Set exercise » How many lines in the entries below contain "rest"? Answer with the number only.

Figure record extracts:
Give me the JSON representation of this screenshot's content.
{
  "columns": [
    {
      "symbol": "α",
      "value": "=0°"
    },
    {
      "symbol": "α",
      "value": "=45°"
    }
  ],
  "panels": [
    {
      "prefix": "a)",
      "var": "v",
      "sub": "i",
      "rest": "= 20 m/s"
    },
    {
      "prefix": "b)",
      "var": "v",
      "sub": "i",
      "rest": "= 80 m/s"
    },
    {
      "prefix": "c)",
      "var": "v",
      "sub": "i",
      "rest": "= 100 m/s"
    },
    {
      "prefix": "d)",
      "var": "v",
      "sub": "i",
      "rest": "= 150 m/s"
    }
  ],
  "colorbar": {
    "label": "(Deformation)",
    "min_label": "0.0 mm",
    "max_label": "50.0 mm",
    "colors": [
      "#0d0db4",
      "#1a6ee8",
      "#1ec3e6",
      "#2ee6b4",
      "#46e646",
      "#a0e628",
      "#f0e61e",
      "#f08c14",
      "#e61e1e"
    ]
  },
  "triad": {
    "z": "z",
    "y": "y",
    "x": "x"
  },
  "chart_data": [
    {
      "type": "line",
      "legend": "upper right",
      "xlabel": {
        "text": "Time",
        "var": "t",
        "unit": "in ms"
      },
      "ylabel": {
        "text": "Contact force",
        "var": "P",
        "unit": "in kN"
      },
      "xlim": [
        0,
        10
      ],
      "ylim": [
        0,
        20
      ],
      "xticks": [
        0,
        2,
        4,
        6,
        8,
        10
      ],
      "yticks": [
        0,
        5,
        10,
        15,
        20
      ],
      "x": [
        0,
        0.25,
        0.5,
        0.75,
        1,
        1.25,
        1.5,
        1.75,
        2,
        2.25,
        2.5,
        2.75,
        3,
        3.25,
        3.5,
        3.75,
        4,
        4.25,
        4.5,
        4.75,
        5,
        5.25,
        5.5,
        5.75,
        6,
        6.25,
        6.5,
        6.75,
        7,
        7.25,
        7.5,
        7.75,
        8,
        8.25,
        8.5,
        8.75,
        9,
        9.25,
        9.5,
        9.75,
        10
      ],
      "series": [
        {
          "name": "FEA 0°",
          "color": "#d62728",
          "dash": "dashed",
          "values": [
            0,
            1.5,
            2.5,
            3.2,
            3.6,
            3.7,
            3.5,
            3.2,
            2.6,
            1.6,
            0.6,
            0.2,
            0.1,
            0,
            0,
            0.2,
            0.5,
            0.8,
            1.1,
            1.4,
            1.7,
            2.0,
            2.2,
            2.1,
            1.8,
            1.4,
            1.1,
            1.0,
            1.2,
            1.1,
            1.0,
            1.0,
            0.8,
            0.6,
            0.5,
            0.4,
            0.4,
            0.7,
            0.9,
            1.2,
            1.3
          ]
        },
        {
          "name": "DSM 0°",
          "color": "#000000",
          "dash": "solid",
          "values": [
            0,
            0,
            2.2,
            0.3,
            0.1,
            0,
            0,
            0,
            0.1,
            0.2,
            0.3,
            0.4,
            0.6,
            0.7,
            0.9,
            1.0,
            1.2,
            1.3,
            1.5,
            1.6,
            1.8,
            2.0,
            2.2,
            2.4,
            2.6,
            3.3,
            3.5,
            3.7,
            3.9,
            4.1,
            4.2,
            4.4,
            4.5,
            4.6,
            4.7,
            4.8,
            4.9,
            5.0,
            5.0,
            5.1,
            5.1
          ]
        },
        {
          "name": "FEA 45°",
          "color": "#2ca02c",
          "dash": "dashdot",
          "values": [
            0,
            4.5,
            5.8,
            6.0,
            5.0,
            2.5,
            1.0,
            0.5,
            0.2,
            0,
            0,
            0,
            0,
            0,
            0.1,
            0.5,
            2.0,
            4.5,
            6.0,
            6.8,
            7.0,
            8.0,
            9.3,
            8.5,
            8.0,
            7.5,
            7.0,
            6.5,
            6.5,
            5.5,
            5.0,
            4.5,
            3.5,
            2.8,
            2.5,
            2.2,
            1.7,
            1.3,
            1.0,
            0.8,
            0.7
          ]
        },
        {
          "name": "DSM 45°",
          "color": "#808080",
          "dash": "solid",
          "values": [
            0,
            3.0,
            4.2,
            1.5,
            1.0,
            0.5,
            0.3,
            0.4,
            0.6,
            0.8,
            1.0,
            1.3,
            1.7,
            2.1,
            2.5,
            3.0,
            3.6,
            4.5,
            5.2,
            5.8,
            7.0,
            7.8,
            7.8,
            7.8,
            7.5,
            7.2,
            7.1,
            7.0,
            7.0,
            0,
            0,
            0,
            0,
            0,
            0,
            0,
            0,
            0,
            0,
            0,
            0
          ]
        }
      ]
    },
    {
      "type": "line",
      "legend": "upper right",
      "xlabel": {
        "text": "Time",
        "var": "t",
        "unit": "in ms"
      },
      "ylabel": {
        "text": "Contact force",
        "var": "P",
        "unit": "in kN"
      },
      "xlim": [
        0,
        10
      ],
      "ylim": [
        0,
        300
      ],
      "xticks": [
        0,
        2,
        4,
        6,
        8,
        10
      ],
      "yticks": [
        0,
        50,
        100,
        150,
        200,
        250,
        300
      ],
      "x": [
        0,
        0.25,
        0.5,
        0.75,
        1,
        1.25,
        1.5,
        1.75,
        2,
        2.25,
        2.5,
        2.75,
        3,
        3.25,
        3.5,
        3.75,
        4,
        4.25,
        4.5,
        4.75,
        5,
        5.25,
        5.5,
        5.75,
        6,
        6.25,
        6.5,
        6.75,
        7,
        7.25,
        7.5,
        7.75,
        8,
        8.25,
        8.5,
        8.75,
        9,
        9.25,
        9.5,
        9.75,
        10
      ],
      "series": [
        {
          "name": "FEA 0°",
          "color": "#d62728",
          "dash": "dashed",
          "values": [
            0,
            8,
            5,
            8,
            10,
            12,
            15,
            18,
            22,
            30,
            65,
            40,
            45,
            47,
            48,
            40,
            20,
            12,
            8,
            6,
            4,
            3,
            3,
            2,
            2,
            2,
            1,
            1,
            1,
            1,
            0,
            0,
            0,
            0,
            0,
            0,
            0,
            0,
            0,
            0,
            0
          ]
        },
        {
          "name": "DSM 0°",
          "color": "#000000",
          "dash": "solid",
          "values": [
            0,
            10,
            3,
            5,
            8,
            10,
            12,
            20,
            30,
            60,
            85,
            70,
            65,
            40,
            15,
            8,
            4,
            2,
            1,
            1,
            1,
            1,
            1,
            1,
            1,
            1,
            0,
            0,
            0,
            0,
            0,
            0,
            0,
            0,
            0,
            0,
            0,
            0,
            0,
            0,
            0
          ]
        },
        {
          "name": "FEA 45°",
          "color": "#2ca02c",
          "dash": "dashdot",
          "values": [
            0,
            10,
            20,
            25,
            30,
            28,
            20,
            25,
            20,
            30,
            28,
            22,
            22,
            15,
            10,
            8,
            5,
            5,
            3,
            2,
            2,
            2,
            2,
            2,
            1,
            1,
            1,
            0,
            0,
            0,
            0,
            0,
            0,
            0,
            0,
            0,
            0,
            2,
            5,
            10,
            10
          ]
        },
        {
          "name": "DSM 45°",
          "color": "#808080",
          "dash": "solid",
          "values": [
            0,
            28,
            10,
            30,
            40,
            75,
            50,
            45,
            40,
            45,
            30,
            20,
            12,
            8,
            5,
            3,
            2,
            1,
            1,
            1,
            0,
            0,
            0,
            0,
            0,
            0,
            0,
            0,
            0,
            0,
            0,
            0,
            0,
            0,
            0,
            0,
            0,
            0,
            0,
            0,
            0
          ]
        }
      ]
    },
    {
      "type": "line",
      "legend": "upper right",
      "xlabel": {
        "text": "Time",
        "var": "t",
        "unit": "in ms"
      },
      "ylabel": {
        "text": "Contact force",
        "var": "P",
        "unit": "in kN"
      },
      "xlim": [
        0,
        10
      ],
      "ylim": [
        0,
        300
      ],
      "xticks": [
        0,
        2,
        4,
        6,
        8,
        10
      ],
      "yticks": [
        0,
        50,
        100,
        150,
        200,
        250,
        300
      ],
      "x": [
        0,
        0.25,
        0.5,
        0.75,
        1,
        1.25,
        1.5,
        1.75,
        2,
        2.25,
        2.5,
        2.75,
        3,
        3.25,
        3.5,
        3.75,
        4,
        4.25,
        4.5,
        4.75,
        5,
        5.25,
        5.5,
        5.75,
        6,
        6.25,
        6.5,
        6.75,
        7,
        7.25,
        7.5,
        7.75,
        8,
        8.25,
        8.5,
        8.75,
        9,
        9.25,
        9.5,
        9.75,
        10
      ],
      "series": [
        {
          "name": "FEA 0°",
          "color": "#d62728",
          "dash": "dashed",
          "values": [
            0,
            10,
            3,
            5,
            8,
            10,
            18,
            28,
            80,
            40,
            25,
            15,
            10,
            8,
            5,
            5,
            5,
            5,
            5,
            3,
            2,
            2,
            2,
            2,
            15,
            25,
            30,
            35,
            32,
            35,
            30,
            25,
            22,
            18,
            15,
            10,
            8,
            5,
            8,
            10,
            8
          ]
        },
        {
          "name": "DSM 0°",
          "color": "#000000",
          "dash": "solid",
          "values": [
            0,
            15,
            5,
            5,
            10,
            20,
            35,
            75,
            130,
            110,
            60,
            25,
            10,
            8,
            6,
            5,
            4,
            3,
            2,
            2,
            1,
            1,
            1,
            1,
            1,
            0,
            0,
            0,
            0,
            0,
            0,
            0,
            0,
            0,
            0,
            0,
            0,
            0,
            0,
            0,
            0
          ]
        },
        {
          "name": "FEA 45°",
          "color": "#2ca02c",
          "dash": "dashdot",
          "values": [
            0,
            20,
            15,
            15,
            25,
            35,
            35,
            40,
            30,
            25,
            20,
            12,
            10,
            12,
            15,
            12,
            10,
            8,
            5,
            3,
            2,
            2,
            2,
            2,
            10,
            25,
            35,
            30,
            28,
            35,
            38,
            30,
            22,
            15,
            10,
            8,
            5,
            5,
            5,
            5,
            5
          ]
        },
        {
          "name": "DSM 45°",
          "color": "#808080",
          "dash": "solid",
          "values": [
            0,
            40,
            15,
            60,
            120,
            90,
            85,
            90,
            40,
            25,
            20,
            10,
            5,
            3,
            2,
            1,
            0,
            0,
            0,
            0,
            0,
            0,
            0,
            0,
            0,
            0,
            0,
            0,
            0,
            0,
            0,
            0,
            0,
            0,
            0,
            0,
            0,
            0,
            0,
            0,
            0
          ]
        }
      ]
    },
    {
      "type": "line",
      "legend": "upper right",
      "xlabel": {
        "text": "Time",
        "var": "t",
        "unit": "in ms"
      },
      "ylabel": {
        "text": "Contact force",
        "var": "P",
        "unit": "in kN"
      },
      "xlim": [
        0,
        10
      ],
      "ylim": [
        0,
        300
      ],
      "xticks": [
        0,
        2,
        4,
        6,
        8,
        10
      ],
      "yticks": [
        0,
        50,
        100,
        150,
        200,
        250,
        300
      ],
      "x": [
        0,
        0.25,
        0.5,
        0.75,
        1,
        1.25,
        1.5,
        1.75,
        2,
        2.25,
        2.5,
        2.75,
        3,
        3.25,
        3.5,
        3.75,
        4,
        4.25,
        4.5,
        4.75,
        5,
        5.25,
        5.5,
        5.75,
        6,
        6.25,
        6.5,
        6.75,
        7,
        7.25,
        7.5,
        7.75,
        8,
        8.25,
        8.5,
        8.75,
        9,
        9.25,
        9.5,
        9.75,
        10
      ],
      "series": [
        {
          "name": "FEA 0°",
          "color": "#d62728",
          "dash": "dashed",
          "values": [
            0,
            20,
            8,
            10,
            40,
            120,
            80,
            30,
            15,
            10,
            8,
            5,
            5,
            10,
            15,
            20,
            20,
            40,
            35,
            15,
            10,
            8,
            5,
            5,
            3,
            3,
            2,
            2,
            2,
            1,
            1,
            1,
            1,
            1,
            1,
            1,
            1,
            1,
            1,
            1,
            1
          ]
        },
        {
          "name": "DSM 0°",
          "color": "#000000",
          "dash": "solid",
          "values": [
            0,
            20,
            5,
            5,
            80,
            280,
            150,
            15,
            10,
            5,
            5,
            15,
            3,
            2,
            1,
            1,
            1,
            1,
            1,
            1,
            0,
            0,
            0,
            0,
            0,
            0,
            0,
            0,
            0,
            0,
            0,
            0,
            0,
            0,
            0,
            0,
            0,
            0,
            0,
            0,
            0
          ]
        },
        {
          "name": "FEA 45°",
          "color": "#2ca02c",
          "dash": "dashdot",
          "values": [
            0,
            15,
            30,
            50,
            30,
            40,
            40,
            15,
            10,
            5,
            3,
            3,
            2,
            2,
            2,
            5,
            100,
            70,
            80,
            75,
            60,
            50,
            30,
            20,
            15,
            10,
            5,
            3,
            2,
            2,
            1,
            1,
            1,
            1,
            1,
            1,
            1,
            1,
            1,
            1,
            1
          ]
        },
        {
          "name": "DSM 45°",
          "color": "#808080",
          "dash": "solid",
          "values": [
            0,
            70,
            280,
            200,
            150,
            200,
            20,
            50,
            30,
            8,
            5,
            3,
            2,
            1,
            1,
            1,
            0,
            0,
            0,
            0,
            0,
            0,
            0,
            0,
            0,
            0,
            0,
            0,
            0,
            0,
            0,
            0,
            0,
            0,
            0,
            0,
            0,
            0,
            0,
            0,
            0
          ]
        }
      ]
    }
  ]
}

Final result » 4